DIRECTION - Go through the listing beneath this task and return every line that carries the string "Waves".

START INPUT ROWS

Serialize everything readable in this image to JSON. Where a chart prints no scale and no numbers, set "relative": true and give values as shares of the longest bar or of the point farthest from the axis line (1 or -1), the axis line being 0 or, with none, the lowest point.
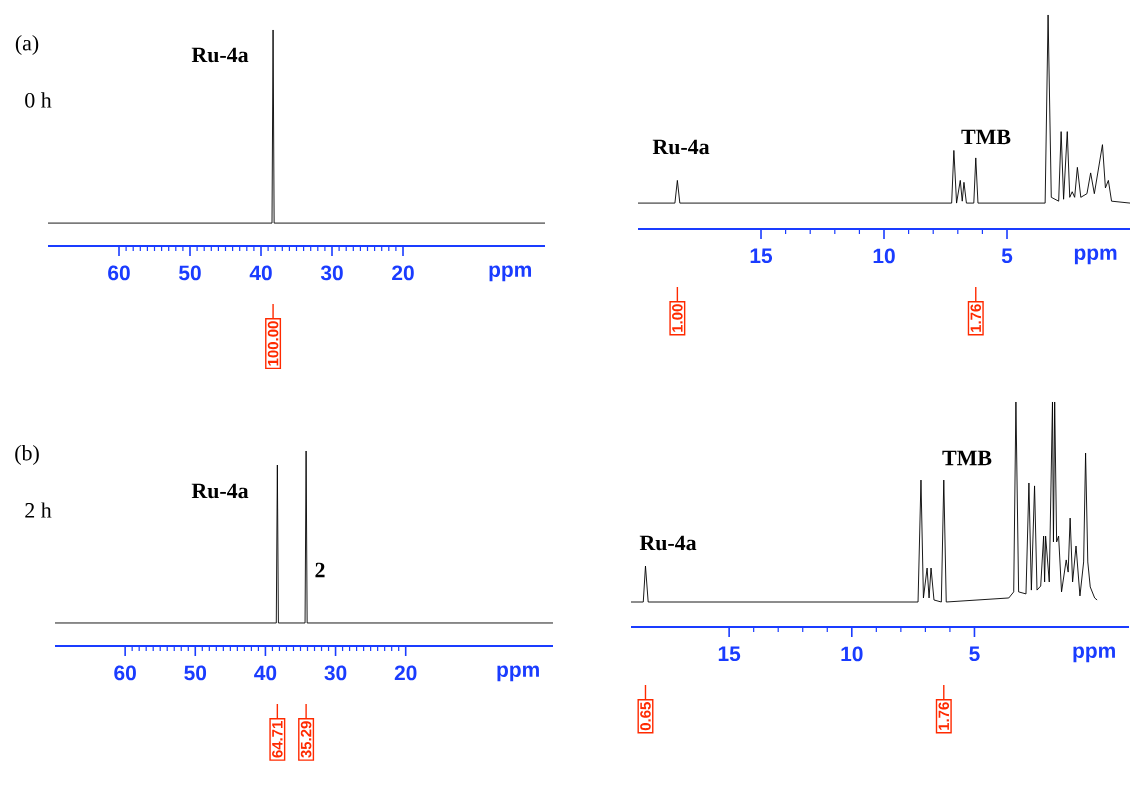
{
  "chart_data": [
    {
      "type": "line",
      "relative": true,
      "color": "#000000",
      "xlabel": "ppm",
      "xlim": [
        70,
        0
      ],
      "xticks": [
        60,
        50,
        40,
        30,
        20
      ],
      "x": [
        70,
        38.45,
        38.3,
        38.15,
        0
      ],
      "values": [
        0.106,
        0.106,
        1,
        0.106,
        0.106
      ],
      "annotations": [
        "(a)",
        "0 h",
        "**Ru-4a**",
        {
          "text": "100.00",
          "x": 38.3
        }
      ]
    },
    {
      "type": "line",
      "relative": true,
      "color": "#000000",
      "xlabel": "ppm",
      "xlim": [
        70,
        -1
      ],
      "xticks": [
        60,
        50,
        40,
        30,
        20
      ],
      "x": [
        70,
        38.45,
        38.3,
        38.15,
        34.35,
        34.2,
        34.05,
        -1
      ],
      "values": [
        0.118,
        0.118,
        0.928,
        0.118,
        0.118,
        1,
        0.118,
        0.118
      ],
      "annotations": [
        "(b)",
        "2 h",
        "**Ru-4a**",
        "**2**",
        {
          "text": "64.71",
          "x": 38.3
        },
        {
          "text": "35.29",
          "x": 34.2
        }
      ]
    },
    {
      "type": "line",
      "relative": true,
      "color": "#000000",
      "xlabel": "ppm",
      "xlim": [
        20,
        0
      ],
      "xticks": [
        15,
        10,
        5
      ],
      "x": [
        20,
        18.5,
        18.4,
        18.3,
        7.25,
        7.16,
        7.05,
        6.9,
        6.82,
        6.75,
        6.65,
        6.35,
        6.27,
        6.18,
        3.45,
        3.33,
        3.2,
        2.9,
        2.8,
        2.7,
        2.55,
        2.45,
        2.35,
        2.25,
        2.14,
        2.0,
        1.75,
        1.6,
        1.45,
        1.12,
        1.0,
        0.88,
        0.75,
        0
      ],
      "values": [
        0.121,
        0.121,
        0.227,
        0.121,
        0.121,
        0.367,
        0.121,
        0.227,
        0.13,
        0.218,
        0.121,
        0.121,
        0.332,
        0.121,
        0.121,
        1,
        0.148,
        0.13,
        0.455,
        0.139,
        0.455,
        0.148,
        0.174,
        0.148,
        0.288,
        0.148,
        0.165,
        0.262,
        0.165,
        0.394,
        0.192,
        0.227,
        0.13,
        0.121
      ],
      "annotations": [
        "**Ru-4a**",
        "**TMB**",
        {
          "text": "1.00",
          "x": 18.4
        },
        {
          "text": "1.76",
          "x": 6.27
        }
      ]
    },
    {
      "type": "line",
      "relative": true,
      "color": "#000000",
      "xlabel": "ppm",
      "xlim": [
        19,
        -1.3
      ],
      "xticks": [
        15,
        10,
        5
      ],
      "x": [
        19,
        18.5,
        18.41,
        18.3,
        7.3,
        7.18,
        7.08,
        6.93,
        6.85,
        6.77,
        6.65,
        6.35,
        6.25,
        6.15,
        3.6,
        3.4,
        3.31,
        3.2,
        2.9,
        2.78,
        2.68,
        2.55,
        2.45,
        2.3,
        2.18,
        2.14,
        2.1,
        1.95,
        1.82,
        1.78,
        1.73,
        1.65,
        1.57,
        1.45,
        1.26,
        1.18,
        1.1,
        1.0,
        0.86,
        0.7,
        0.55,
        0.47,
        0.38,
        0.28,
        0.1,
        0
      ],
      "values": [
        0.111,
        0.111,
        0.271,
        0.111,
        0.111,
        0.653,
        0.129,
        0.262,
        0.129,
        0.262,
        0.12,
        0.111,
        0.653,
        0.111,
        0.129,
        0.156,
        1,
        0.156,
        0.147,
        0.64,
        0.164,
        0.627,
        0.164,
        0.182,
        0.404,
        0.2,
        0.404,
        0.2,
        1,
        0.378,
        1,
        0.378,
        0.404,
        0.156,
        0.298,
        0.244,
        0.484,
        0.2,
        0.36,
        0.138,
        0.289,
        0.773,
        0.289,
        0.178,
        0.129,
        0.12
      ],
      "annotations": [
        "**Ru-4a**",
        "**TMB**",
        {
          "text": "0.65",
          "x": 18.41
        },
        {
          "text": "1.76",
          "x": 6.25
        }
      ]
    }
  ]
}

END INPUT ROWS
START INPUT ROWS

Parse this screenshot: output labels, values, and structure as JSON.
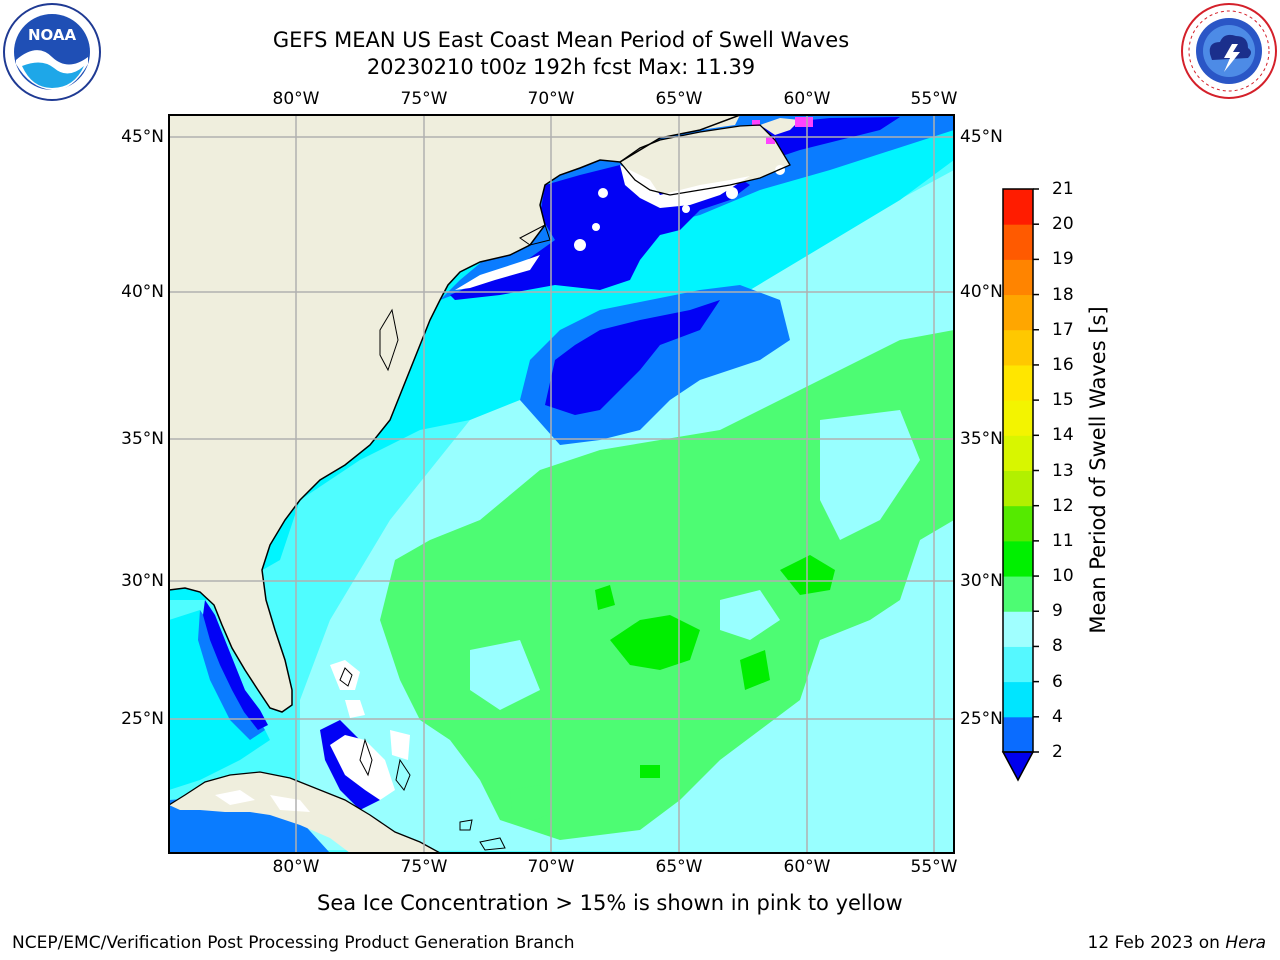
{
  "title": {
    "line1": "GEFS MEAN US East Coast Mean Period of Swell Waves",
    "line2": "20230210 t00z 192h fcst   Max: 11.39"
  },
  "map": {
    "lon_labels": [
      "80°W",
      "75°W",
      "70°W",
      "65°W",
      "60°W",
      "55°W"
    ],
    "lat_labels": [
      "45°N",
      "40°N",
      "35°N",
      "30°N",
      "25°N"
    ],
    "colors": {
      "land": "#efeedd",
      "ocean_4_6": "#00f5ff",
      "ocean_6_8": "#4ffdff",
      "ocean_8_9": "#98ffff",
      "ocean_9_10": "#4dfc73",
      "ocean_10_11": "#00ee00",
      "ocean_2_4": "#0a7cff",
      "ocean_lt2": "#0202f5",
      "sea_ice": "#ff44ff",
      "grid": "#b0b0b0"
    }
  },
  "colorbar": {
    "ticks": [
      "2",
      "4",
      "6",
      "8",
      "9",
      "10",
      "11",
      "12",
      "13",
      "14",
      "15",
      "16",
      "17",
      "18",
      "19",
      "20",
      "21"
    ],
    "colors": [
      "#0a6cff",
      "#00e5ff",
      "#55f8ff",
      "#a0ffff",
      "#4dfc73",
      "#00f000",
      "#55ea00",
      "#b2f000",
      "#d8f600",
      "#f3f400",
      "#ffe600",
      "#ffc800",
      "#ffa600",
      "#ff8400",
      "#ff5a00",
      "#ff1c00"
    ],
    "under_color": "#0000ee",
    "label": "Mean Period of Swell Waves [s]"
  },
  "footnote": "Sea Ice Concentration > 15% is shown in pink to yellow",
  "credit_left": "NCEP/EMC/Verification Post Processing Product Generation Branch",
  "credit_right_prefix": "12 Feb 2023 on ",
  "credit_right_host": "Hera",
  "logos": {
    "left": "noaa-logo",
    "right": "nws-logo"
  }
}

END INPUT ROWS

FINISHED ANSWER -
    "line1": "GEFS MEAN US East Coast Mean Period of Swell Waves",
    "label": "Mean Period of Swell Waves [s]"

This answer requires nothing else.